Pick out every line holding the string "name" and copy it.

Structured figure records:
== == ==

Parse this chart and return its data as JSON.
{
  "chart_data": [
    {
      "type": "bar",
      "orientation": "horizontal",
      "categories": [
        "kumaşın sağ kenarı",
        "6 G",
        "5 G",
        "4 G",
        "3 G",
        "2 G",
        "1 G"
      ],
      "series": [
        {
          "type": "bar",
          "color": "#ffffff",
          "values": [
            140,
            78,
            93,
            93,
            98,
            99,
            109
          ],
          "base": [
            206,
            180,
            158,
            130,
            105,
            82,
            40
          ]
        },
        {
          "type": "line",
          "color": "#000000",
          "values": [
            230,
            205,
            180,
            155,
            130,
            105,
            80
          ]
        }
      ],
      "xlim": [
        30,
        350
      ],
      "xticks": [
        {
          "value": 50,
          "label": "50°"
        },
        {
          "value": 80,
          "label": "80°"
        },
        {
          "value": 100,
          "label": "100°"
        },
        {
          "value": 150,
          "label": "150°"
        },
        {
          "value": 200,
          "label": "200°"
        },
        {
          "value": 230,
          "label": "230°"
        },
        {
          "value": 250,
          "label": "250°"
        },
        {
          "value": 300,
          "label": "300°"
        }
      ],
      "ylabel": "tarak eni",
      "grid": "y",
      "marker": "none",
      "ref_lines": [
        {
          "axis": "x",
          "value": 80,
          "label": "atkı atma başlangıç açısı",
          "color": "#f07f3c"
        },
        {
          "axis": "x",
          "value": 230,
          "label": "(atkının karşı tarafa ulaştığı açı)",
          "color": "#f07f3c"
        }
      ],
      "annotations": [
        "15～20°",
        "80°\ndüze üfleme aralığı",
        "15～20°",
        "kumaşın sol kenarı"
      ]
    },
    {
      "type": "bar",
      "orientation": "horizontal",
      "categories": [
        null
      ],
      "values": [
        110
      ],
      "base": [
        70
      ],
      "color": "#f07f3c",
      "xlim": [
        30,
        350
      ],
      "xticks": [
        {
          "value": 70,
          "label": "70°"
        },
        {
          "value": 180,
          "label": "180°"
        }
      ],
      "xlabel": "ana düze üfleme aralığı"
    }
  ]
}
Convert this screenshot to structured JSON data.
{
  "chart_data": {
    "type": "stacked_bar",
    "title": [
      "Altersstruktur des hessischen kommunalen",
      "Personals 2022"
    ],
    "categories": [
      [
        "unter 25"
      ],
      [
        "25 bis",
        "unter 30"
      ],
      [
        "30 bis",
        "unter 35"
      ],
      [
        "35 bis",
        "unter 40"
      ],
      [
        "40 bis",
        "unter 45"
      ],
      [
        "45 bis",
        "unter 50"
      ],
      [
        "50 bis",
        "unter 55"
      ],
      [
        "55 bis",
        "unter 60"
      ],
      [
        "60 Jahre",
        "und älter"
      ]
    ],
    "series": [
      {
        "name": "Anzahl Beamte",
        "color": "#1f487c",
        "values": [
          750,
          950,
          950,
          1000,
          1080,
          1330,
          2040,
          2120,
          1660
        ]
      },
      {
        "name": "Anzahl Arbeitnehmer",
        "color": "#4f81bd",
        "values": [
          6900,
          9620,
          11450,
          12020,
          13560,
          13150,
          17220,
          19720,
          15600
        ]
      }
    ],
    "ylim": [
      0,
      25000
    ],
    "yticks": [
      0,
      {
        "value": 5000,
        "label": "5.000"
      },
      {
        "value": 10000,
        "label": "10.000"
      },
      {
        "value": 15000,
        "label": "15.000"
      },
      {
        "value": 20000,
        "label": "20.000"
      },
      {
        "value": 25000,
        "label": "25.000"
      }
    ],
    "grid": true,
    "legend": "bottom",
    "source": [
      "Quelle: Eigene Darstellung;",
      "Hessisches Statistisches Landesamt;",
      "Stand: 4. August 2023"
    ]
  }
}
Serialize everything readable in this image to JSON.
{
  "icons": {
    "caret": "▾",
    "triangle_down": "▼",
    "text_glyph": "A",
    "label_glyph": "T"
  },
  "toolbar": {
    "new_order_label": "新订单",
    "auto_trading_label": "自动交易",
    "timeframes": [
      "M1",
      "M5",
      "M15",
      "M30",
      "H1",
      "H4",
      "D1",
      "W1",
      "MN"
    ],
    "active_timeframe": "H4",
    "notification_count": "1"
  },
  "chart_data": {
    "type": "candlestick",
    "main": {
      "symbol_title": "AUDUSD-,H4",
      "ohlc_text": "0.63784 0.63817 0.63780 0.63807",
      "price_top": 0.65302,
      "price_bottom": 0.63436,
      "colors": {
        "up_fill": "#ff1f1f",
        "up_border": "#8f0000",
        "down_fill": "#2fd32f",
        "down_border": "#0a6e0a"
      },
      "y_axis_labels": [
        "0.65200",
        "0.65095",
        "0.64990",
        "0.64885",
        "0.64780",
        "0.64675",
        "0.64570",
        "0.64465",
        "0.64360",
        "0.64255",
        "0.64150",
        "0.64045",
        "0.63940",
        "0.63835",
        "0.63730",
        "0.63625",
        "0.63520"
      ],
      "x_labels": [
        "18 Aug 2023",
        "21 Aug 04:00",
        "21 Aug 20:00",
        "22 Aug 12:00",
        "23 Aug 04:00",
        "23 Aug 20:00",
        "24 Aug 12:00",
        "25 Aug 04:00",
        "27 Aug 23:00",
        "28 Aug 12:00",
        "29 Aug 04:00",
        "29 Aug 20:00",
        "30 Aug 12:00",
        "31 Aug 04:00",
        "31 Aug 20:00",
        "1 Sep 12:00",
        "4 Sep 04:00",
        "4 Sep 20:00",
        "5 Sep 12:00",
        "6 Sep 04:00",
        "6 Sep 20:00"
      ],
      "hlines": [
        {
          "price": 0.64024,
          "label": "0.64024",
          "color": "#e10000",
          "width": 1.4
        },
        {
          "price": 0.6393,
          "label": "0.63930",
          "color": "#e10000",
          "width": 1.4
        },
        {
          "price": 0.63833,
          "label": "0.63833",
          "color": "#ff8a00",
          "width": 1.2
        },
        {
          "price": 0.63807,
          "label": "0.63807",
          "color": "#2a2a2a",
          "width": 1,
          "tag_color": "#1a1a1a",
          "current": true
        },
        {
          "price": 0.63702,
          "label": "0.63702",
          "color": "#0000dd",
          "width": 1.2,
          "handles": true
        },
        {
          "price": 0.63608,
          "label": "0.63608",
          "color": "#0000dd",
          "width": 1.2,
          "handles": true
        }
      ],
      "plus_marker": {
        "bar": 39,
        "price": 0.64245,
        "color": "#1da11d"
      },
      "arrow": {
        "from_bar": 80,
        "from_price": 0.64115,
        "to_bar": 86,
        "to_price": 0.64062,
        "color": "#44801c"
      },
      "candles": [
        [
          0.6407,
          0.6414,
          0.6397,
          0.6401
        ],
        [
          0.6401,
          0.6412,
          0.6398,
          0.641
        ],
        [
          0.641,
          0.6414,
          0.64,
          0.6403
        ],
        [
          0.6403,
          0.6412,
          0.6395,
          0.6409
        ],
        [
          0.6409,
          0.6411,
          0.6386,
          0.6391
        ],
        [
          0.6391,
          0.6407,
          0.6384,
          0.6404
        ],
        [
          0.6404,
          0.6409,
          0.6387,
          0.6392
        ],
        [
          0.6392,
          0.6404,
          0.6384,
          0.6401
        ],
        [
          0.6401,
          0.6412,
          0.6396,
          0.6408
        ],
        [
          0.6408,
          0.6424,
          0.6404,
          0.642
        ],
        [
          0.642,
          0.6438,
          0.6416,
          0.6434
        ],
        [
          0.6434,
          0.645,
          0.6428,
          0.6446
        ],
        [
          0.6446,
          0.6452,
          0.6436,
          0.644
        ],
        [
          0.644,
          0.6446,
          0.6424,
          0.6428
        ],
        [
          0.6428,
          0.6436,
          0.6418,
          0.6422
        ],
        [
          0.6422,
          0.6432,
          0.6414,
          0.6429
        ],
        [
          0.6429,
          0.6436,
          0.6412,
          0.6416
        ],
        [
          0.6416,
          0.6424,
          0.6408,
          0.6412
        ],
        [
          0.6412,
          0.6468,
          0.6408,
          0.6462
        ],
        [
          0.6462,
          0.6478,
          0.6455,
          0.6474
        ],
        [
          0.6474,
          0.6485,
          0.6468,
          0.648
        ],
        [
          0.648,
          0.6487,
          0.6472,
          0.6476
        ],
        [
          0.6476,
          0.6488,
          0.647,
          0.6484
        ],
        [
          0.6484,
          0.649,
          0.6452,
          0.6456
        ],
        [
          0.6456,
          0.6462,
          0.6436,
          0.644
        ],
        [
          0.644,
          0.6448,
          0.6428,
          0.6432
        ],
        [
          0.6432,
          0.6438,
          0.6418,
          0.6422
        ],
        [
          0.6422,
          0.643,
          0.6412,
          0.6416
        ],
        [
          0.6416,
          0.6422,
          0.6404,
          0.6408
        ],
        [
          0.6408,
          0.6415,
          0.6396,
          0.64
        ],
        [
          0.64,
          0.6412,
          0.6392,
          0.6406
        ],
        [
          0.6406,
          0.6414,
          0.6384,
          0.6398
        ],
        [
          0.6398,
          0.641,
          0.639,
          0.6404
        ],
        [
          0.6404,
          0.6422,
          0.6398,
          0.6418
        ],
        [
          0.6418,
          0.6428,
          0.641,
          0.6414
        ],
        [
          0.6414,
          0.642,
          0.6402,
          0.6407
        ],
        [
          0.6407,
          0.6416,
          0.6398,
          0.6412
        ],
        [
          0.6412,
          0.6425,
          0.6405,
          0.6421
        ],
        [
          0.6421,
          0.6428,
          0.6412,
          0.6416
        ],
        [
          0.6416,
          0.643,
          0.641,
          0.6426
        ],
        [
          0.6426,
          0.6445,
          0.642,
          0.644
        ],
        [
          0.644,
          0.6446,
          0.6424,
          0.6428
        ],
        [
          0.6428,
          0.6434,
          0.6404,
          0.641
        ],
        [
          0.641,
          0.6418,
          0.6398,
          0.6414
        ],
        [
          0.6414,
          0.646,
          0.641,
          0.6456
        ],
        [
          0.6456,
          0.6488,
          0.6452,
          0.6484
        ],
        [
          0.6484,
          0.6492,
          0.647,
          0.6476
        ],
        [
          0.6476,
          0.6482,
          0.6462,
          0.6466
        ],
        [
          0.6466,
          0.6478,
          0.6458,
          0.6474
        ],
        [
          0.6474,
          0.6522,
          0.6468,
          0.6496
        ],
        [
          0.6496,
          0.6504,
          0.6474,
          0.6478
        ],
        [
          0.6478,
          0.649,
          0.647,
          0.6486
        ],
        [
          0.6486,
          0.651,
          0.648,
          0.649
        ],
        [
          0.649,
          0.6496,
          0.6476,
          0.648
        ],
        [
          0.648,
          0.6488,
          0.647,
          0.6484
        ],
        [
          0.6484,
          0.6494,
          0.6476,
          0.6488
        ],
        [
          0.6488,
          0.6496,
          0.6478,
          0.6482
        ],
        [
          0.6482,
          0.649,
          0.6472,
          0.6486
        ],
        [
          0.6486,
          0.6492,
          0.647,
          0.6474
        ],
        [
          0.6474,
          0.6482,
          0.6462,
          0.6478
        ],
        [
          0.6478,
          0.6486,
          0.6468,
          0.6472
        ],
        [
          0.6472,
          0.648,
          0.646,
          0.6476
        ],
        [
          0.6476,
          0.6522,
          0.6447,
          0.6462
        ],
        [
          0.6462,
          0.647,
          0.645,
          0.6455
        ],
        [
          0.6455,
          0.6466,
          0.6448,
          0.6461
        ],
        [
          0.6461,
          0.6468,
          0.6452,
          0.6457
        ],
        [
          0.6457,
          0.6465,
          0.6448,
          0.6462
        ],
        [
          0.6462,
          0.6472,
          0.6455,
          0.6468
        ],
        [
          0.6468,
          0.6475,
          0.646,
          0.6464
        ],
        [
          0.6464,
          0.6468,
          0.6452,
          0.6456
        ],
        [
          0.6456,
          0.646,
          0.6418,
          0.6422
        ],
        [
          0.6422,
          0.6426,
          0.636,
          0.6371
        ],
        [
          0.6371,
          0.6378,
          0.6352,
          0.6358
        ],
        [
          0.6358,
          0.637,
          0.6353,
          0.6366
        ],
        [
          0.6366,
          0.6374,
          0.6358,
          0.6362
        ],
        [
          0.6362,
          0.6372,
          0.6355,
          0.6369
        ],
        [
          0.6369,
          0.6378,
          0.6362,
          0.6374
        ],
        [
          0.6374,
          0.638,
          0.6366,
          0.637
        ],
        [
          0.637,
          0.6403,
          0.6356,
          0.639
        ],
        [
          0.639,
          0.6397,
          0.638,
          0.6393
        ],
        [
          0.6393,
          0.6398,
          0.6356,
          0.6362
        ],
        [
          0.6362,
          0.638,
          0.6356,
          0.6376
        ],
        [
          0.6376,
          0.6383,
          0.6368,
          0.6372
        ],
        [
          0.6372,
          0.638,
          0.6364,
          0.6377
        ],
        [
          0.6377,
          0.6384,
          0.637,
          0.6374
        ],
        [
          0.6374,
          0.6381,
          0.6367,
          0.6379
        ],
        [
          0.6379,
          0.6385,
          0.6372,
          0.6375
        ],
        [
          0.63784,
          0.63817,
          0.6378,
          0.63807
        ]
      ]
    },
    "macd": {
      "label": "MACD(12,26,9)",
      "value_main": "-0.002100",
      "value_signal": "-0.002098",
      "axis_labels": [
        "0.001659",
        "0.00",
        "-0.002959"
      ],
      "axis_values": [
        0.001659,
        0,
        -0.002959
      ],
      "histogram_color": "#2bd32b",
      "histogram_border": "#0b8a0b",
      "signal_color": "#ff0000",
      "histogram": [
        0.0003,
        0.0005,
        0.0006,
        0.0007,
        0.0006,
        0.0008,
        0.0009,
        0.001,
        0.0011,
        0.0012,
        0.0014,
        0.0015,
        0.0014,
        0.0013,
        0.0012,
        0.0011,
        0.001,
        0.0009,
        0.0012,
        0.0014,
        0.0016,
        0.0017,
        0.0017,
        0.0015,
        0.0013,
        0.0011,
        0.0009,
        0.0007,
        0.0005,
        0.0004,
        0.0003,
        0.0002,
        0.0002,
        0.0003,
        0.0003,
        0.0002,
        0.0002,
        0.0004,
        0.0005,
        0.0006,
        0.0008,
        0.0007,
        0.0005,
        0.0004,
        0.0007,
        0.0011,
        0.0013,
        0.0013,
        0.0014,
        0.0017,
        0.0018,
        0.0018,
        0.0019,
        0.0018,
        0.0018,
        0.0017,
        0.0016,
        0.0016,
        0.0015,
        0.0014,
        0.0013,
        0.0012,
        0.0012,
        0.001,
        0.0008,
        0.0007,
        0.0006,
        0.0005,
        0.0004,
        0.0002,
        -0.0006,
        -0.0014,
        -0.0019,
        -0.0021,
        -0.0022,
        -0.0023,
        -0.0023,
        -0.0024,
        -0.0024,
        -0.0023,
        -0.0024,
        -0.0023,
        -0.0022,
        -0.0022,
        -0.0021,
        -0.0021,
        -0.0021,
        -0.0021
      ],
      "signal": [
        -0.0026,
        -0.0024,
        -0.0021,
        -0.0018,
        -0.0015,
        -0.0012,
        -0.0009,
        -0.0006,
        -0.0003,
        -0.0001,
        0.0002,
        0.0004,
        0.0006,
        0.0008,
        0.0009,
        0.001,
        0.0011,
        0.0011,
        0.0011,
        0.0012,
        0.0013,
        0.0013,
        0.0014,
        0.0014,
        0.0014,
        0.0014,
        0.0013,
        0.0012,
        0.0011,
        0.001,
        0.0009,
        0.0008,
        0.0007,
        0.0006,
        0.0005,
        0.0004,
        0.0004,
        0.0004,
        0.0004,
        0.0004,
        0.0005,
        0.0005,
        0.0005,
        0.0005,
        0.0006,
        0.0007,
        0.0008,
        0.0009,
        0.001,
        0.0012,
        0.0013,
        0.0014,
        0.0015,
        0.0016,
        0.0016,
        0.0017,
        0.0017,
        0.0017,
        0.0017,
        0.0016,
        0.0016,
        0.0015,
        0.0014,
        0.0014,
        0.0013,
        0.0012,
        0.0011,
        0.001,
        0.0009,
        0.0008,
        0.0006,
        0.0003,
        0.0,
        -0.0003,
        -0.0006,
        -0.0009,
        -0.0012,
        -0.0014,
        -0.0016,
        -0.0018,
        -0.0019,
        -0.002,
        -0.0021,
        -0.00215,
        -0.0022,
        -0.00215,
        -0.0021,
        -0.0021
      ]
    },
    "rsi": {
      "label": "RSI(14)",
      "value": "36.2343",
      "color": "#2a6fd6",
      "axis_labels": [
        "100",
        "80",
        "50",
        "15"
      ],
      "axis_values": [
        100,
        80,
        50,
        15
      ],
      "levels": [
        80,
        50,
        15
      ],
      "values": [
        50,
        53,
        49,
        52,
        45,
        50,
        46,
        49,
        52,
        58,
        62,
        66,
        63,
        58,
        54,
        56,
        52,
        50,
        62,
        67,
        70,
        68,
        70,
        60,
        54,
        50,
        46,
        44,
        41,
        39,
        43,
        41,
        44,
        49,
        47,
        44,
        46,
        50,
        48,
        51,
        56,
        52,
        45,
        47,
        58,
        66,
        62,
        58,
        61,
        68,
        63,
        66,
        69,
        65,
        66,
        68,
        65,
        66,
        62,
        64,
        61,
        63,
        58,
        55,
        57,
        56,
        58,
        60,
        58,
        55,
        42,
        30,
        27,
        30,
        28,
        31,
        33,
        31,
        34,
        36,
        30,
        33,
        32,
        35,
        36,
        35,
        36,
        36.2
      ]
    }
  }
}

== == ==

THE RESPONSE —
        "name": "Anzahl Beamte",
        "name": "Anzahl Arbeitnehmer",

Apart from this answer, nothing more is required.